--- Begin EXERCISE INPUTS ---
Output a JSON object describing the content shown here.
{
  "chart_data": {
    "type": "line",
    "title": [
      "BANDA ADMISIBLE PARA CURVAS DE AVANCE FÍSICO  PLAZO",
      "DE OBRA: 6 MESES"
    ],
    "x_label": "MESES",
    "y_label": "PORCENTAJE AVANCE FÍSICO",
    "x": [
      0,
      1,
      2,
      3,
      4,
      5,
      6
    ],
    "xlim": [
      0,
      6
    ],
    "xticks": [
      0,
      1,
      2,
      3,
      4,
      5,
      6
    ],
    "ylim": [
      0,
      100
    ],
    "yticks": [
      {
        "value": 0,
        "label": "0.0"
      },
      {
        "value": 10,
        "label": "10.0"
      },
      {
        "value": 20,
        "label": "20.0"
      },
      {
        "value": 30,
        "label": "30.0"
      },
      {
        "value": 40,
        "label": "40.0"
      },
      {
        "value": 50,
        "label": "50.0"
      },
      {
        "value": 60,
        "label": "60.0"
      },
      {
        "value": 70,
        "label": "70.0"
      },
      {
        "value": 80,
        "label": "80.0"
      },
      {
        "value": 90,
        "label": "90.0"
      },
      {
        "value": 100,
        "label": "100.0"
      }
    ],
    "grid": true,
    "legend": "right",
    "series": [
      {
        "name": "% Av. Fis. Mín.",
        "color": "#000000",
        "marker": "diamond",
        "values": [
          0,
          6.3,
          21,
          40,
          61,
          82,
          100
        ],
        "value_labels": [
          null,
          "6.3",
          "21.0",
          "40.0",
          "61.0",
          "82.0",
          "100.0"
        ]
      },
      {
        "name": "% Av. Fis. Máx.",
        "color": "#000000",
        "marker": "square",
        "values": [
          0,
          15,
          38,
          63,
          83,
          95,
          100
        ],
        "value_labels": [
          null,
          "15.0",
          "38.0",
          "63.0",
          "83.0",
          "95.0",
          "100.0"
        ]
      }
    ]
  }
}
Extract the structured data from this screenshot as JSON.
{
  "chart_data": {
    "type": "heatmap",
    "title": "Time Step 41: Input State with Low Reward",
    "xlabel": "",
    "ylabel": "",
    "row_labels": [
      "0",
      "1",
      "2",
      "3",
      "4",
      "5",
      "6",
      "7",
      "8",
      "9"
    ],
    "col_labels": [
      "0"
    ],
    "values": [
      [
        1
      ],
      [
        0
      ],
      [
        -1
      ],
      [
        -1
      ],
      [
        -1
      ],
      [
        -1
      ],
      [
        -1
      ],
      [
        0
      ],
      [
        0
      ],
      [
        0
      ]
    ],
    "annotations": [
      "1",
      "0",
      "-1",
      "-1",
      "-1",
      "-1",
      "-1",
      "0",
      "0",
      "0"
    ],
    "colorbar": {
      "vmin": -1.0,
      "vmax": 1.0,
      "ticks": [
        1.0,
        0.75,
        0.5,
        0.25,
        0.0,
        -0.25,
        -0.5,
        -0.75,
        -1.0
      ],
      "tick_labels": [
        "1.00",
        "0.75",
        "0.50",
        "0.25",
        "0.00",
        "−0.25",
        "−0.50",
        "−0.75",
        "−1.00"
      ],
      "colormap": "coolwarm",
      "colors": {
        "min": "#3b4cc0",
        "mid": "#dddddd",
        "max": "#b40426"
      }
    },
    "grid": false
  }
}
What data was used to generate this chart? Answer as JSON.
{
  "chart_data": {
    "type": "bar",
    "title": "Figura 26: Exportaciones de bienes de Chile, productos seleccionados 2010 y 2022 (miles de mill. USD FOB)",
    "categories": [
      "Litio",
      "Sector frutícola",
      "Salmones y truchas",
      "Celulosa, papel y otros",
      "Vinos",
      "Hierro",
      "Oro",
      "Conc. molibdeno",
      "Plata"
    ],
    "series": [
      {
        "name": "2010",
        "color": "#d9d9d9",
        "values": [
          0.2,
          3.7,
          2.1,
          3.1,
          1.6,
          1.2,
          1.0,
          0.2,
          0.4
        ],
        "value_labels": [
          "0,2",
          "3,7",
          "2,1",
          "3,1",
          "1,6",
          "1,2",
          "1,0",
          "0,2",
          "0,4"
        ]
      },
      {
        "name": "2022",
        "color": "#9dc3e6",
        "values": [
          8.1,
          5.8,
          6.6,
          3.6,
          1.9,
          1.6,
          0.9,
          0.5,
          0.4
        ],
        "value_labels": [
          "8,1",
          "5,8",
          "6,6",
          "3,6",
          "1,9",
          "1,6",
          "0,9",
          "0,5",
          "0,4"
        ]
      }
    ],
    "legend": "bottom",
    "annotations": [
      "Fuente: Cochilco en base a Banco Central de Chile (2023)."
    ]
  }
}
--- End EXERCISE INPUTS ---
■ **YOUR OBJECTIVE**:
Repeat the data precisely, reproducing every entry.

■ **SOLUTION TO THIS TASK**:
Output a JSON object describing the content shown here.
{
  "chart_data": {
    "type": "line",
    "title": [
      "BANDA ADMISIBLE PARA CURVAS DE AVANCE FÍSICO  PLAZO",
      "DE OBRA: 6 MESES"
    ],
    "x_label": "MESES",
    "y_label": "PORCENTAJE AVANCE FÍSICO",
    "x": [
      0,
      1,
      2,
      3,
      4,
      5,
      6
    ],
    "xlim": [
      0,
      6
    ],
    "xticks": [
      0,
      1,
      2,
      3,
      4,
      5,
      6
    ],
    "ylim": [
      0,
      100
    ],
    "yticks": [
      {
        "value": 0,
        "label": "0.0"
      },
      {
        "value": 10,
        "label": "10.0"
      },
      {
        "value": 20,
        "label": "20.0"
      },
      {
        "value": 30,
        "label": "30.0"
      },
      {
        "value": 40,
        "label": "40.0"
      },
      {
        "value": 50,
        "label": "50.0"
      },
      {
        "value": 60,
        "label": "60.0"
      },
      {
        "value": 70,
        "label": "70.0"
      },
      {
        "value": 80,
        "label": "80.0"
      },
      {
        "value": 90,
        "label": "90.0"
      },
      {
        "value": 100,
        "label": "100.0"
      }
    ],
    "grid": true,
    "legend": "right",
    "series": [
      {
        "name": "% Av. Fis. Mín.",
        "color": "#000000",
        "marker": "diamond",
        "values": [
          0,
          6.3,
          21,
          40,
          61,
          82,
          100
        ],
        "value_labels": [
          null,
          "6.3",
          "21.0",
          "40.0",
          "61.0",
          "82.0",
          "100.0"
        ]
      },
      {
        "name": "% Av. Fis. Máx.",
        "color": "#000000",
        "marker": "square",
        "values": [
          0,
          15,
          38,
          63,
          83,
          95,
          100
        ],
        "value_labels": [
          null,
          "15.0",
          "38.0",
          "63.0",
          "83.0",
          "95.0",
          "100.0"
        ]
      }
    ]
  }
}
Extract the structured data from this screenshot as JSON.
{
  "chart_data": {
    "type": "heatmap",
    "title": "Time Step 41: Input State with Low Reward",
    "xlabel": "",
    "ylabel": "",
    "row_labels": [
      "0",
      "1",
      "2",
      "3",
      "4",
      "5",
      "6",
      "7",
      "8",
      "9"
    ],
    "col_labels": [
      "0"
    ],
    "values": [
      [
        1
      ],
      [
        0
      ],
      [
        -1
      ],
      [
        -1
      ],
      [
        -1
      ],
      [
        -1
      ],
      [
        -1
      ],
      [
        0
      ],
      [
        0
      ],
      [
        0
      ]
    ],
    "annotations": [
      "1",
      "0",
      "-1",
      "-1",
      "-1",
      "-1",
      "-1",
      "0",
      "0",
      "0"
    ],
    "colorbar": {
      "vmin": -1.0,
      "vmax": 1.0,
      "ticks": [
        1.0,
        0.75,
        0.5,
        0.25,
        0.0,
        -0.25,
        -0.5,
        -0.75,
        -1.0
      ],
      "tick_labels": [
        "1.00",
        "0.75",
        "0.50",
        "0.25",
        "0.00",
        "−0.25",
        "−0.50",
        "−0.75",
        "−1.00"
      ],
      "colormap": "coolwarm",
      "colors": {
        "min": "#3b4cc0",
        "mid": "#dddddd",
        "max": "#b40426"
      }
    },
    "grid": false
  }
}
What data was used to generate this chart? Answer as JSON.
{
  "chart_data": {
    "type": "bar",
    "title": "Figura 26: Exportaciones de bienes de Chile, productos seleccionados 2010 y 2022 (miles de mill. USD FOB)",
    "categories": [
      "Litio",
      "Sector frutícola",
      "Salmones y truchas",
      "Celulosa, papel y otros",
      "Vinos",
      "Hierro",
      "Oro",
      "Conc. molibdeno",
      "Plata"
    ],
    "series": [
      {
        "name": "2010",
        "color": "#d9d9d9",
        "values": [
          0.2,
          3.7,
          2.1,
          3.1,
          1.6,
          1.2,
          1.0,
          0.2,
          0.4
        ],
        "value_labels": [
          "0,2",
          "3,7",
          "2,1",
          "3,1",
          "1,6",
          "1,2",
          "1,0",
          "0,2",
          "0,4"
        ]
      },
      {
        "name": "2022",
        "color": "#9dc3e6",
        "values": [
          8.1,
          5.8,
          6.6,
          3.6,
          1.9,
          1.6,
          0.9,
          0.5,
          0.4
        ],
        "value_labels": [
          "8,1",
          "5,8",
          "6,6",
          "3,6",
          "1,9",
          "1,6",
          "0,9",
          "0,5",
          "0,4"
        ]
      }
    ],
    "legend": "bottom",
    "annotations": [
      "Fuente: Cochilco en base a Banco Central de Chile (2023)."
    ]
  }
}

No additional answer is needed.